● **EXERCISE BRIEF**
Can the data below be set down again exactly, line for line?

-- BEGIN --

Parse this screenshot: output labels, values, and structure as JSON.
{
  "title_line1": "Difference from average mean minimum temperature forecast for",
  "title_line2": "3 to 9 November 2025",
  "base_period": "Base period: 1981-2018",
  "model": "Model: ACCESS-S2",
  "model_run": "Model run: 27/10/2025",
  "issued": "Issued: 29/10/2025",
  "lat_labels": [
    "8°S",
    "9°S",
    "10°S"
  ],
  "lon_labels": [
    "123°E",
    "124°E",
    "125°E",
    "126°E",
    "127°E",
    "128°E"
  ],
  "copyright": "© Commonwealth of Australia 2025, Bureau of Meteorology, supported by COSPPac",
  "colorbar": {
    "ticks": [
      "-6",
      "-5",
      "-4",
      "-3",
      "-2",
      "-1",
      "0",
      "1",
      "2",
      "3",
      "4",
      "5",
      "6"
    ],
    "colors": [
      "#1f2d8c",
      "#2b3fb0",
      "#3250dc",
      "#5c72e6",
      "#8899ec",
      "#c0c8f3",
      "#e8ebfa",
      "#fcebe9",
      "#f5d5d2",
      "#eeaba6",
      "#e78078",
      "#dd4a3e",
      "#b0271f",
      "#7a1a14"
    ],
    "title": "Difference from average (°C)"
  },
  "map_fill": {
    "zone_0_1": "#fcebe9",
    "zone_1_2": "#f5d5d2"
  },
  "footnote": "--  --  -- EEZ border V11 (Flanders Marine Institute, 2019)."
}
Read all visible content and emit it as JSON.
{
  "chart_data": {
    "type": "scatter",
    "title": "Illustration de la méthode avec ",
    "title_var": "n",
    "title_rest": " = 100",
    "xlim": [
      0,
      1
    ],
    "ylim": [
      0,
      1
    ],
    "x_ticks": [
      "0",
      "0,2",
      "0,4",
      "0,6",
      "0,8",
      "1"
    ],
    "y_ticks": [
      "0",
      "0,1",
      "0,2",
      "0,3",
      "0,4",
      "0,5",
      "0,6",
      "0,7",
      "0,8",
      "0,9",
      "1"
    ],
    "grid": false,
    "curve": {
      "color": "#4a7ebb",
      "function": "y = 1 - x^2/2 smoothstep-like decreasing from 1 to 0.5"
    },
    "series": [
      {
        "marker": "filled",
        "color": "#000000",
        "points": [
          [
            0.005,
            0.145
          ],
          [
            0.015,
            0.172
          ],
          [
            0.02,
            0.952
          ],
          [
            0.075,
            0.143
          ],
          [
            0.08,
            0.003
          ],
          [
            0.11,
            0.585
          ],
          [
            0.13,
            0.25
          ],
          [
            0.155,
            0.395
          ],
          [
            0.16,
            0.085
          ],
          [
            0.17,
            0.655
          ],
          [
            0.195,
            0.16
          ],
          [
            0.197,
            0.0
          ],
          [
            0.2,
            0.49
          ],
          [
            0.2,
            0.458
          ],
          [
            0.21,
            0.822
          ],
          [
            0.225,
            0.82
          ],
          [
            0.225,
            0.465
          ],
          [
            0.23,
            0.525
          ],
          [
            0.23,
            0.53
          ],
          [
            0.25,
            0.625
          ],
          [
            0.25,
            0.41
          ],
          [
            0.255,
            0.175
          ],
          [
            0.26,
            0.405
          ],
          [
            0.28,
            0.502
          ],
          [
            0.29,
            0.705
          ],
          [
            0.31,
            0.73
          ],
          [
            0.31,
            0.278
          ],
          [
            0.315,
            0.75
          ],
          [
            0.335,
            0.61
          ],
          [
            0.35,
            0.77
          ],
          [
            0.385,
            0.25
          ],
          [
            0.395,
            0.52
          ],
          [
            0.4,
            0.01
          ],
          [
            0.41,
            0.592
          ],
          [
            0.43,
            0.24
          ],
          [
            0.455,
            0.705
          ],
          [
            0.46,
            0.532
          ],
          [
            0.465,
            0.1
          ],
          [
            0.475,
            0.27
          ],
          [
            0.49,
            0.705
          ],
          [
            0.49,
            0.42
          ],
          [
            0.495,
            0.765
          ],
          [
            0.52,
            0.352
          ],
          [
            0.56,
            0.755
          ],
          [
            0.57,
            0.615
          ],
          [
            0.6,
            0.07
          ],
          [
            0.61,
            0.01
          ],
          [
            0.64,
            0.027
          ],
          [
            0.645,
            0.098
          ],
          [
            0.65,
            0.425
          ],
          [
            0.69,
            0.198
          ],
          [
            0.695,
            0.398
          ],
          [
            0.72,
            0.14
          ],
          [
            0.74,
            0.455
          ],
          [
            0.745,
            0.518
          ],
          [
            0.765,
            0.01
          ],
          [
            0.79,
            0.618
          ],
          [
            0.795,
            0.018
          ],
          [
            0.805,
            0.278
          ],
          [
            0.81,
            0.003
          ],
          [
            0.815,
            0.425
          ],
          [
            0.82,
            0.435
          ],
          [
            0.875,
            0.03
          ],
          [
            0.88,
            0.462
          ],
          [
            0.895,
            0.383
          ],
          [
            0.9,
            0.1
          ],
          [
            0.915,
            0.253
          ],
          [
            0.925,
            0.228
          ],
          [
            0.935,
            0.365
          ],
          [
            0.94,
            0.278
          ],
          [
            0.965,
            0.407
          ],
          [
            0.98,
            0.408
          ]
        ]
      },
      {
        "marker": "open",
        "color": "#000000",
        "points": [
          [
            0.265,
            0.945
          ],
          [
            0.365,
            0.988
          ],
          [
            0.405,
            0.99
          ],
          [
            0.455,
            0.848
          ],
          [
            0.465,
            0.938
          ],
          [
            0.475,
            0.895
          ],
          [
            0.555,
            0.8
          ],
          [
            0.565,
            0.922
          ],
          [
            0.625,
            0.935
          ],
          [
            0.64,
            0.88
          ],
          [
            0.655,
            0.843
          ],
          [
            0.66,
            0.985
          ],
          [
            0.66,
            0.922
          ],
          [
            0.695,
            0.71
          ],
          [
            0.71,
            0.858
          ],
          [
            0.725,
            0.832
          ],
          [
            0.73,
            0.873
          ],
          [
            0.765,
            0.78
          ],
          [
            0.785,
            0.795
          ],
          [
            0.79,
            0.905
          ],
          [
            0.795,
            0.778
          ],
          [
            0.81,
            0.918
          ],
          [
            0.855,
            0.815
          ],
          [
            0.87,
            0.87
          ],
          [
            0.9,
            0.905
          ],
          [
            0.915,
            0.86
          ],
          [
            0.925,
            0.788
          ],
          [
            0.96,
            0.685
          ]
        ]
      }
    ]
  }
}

-- END --

● **SOLVED PROBLEM**
Parse this screenshot: output labels, values, and structure as JSON.
{
  "title_line1": "Difference from average mean minimum temperature forecast for",
  "title_line2": "3 to 9 November 2025",
  "base_period": "Base period: 1981-2018",
  "model": "Model: ACCESS-S2",
  "model_run": "Model run: 27/10/2025",
  "issued": "Issued: 29/10/2025",
  "lat_labels": [
    "8°S",
    "9°S",
    "10°S"
  ],
  "lon_labels": [
    "123°E",
    "124°E",
    "125°E",
    "126°E",
    "127°E",
    "128°E"
  ],
  "copyright": "© Commonwealth of Australia 2025, Bureau of Meteorology, supported by COSPPac",
  "colorbar": {
    "ticks": [
      "-6",
      "-5",
      "-4",
      "-3",
      "-2",
      "-1",
      "0",
      "1",
      "2",
      "3",
      "4",
      "5",
      "6"
    ],
    "colors": [
      "#1f2d8c",
      "#2b3fb0",
      "#3250dc",
      "#5c72e6",
      "#8899ec",
      "#c0c8f3",
      "#e8ebfa",
      "#fcebe9",
      "#f5d5d2",
      "#eeaba6",
      "#e78078",
      "#dd4a3e",
      "#b0271f",
      "#7a1a14"
    ],
    "title": "Difference from average (°C)"
  },
  "map_fill": {
    "zone_0_1": "#fcebe9",
    "zone_1_2": "#f5d5d2"
  },
  "footnote": "--  --  -- EEZ border V11 (Flanders Marine Institute, 2019)."
}
Read all visible content and emit it as JSON.
{
  "chart_data": {
    "type": "scatter",
    "title": "Illustration de la méthode avec ",
    "title_var": "n",
    "title_rest": " = 100",
    "xlim": [
      0,
      1
    ],
    "ylim": [
      0,
      1
    ],
    "x_ticks": [
      "0",
      "0,2",
      "0,4",
      "0,6",
      "0,8",
      "1"
    ],
    "y_ticks": [
      "0",
      "0,1",
      "0,2",
      "0,3",
      "0,4",
      "0,5",
      "0,6",
      "0,7",
      "0,8",
      "0,9",
      "1"
    ],
    "grid": false,
    "curve": {
      "color": "#4a7ebb",
      "function": "y = 1 - x^2/2 smoothstep-like decreasing from 1 to 0.5"
    },
    "series": [
      {
        "marker": "filled",
        "color": "#000000",
        "points": [
          [
            0.005,
            0.145
          ],
          [
            0.015,
            0.172
          ],
          [
            0.02,
            0.952
          ],
          [
            0.075,
            0.143
          ],
          [
            0.08,
            0.003
          ],
          [
            0.11,
            0.585
          ],
          [
            0.13,
            0.25
          ],
          [
            0.155,
            0.395
          ],
          [
            0.16,
            0.085
          ],
          [
            0.17,
            0.655
          ],
          [
            0.195,
            0.16
          ],
          [
            0.197,
            0.0
          ],
          [
            0.2,
            0.49
          ],
          [
            0.2,
            0.458
          ],
          [
            0.21,
            0.822
          ],
          [
            0.225,
            0.82
          ],
          [
            0.225,
            0.465
          ],
          [
            0.23,
            0.525
          ],
          [
            0.23,
            0.53
          ],
          [
            0.25,
            0.625
          ],
          [
            0.25,
            0.41
          ],
          [
            0.255,
            0.175
          ],
          [
            0.26,
            0.405
          ],
          [
            0.28,
            0.502
          ],
          [
            0.29,
            0.705
          ],
          [
            0.31,
            0.73
          ],
          [
            0.31,
            0.278
          ],
          [
            0.315,
            0.75
          ],
          [
            0.335,
            0.61
          ],
          [
            0.35,
            0.77
          ],
          [
            0.385,
            0.25
          ],
          [
            0.395,
            0.52
          ],
          [
            0.4,
            0.01
          ],
          [
            0.41,
            0.592
          ],
          [
            0.43,
            0.24
          ],
          [
            0.455,
            0.705
          ],
          [
            0.46,
            0.532
          ],
          [
            0.465,
            0.1
          ],
          [
            0.475,
            0.27
          ],
          [
            0.49,
            0.705
          ],
          [
            0.49,
            0.42
          ],
          [
            0.495,
            0.765
          ],
          [
            0.52,
            0.352
          ],
          [
            0.56,
            0.755
          ],
          [
            0.57,
            0.615
          ],
          [
            0.6,
            0.07
          ],
          [
            0.61,
            0.01
          ],
          [
            0.64,
            0.027
          ],
          [
            0.645,
            0.098
          ],
          [
            0.65,
            0.425
          ],
          [
            0.69,
            0.198
          ],
          [
            0.695,
            0.398
          ],
          [
            0.72,
            0.14
          ],
          [
            0.74,
            0.455
          ],
          [
            0.745,
            0.518
          ],
          [
            0.765,
            0.01
          ],
          [
            0.79,
            0.618
          ],
          [
            0.795,
            0.018
          ],
          [
            0.805,
            0.278
          ],
          [
            0.81,
            0.003
          ],
          [
            0.815,
            0.425
          ],
          [
            0.82,
            0.435
          ],
          [
            0.875,
            0.03
          ],
          [
            0.88,
            0.462
          ],
          [
            0.895,
            0.383
          ],
          [
            0.9,
            0.1
          ],
          [
            0.915,
            0.253
          ],
          [
            0.925,
            0.228
          ],
          [
            0.935,
            0.365
          ],
          [
            0.94,
            0.278
          ],
          [
            0.965,
            0.407
          ],
          [
            0.98,
            0.408
          ]
        ]
      },
      {
        "marker": "open",
        "color": "#000000",
        "points": [
          [
            0.265,
            0.945
          ],
          [
            0.365,
            0.988
          ],
          [
            0.405,
            0.99
          ],
          [
            0.455,
            0.848
          ],
          [
            0.465,
            0.938
          ],
          [
            0.475,
            0.895
          ],
          [
            0.555,
            0.8
          ],
          [
            0.565,
            0.922
          ],
          [
            0.625,
            0.935
          ],
          [
            0.64,
            0.88
          ],
          [
            0.655,
            0.843
          ],
          [
            0.66,
            0.985
          ],
          [
            0.66,
            0.922
          ],
          [
            0.695,
            0.71
          ],
          [
            0.71,
            0.858
          ],
          [
            0.725,
            0.832
          ],
          [
            0.73,
            0.873
          ],
          [
            0.765,
            0.78
          ],
          [
            0.785,
            0.795
          ],
          [
            0.79,
            0.905
          ],
          [
            0.795,
            0.778
          ],
          [
            0.81,
            0.918
          ],
          [
            0.855,
            0.815
          ],
          [
            0.87,
            0.87
          ],
          [
            0.9,
            0.905
          ],
          [
            0.915,
            0.86
          ],
          [
            0.925,
            0.788
          ],
          [
            0.96,
            0.685
          ]
        ]
      }
    ]
  }
}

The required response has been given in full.